Each entry must appear again exactly as it does in the source.
-- begin Supplied information --
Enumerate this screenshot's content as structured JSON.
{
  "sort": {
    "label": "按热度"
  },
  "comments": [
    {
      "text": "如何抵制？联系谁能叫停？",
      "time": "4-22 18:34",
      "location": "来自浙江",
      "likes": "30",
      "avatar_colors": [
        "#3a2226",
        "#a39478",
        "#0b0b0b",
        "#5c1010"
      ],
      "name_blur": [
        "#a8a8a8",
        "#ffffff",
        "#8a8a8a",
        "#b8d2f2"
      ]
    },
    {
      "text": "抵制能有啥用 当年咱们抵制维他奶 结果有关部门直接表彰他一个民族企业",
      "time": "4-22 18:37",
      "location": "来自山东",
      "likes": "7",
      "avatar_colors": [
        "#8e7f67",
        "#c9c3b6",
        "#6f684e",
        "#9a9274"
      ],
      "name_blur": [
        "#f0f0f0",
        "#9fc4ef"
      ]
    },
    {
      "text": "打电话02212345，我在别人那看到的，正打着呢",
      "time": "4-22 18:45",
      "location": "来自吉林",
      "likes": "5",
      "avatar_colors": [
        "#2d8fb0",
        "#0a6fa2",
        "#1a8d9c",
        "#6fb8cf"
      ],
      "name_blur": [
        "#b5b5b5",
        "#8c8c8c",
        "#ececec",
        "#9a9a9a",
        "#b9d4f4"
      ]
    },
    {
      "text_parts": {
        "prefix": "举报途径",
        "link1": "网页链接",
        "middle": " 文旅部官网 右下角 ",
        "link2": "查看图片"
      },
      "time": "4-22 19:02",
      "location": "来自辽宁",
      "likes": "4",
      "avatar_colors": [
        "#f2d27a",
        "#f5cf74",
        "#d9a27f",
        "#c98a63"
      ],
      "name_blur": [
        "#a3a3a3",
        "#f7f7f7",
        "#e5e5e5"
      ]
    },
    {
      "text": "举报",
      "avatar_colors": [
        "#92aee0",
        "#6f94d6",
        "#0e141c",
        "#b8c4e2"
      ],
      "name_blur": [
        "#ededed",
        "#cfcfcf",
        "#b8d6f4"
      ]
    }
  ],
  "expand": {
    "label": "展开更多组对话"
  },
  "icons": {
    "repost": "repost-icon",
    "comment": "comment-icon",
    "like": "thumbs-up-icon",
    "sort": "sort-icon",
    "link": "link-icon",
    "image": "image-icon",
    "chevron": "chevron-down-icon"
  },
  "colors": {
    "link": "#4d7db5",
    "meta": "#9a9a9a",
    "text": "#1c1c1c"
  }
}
-- end Supplied information --
* _Solved problem_:
Enumerate this screenshot's content as structured JSON.
{
  "sort": {
    "label": "按热度"
  },
  "comments": [
    {
      "text": "如何抵制？联系谁能叫停？",
      "time": "4-22 18:34",
      "location": "来自浙江",
      "likes": "30",
      "avatar_colors": [
        "#3a2226",
        "#a39478",
        "#0b0b0b",
        "#5c1010"
      ],
      "name_blur": [
        "#a8a8a8",
        "#ffffff",
        "#8a8a8a",
        "#b8d2f2"
      ]
    },
    {
      "text": "抵制能有啥用 当年咱们抵制维他奶 结果有关部门直接表彰他一个民族企业",
      "time": "4-22 18:37",
      "location": "来自山东",
      "likes": "7",
      "avatar_colors": [
        "#8e7f67",
        "#c9c3b6",
        "#6f684e",
        "#9a9274"
      ],
      "name_blur": [
        "#f0f0f0",
        "#9fc4ef"
      ]
    },
    {
      "text": "打电话02212345，我在别人那看到的，正打着呢",
      "time": "4-22 18:45",
      "location": "来自吉林",
      "likes": "5",
      "avatar_colors": [
        "#2d8fb0",
        "#0a6fa2",
        "#1a8d9c",
        "#6fb8cf"
      ],
      "name_blur": [
        "#b5b5b5",
        "#8c8c8c",
        "#ececec",
        "#9a9a9a",
        "#b9d4f4"
      ]
    },
    {
      "text_parts": {
        "prefix": "举报途径",
        "link1": "网页链接",
        "middle": " 文旅部官网 右下角 ",
        "link2": "查看图片"
      },
      "time": "4-22 19:02",
      "location": "来自辽宁",
      "likes": "4",
      "avatar_colors": [
        "#f2d27a",
        "#f5cf74",
        "#d9a27f",
        "#c98a63"
      ],
      "name_blur": [
        "#a3a3a3",
        "#f7f7f7",
        "#e5e5e5"
      ]
    },
    {
      "text": "举报",
      "avatar_colors": [
        "#92aee0",
        "#6f94d6",
        "#0e141c",
        "#b8c4e2"
      ],
      "name_blur": [
        "#ededed",
        "#cfcfcf",
        "#b8d6f4"
      ]
    }
  ],
  "expand": {
    "label": "展开更多组对话"
  },
  "icons": {
    "repost": "repost-icon",
    "comment": "comment-icon",
    "like": "thumbs-up-icon",
    "sort": "sort-icon",
    "link": "link-icon",
    "image": "image-icon",
    "chevron": "chevron-down-icon"
  },
  "colors": {
    "link": "#4d7db5",
    "meta": "#9a9a9a",
    "text": "#1c1c1c"
  }
}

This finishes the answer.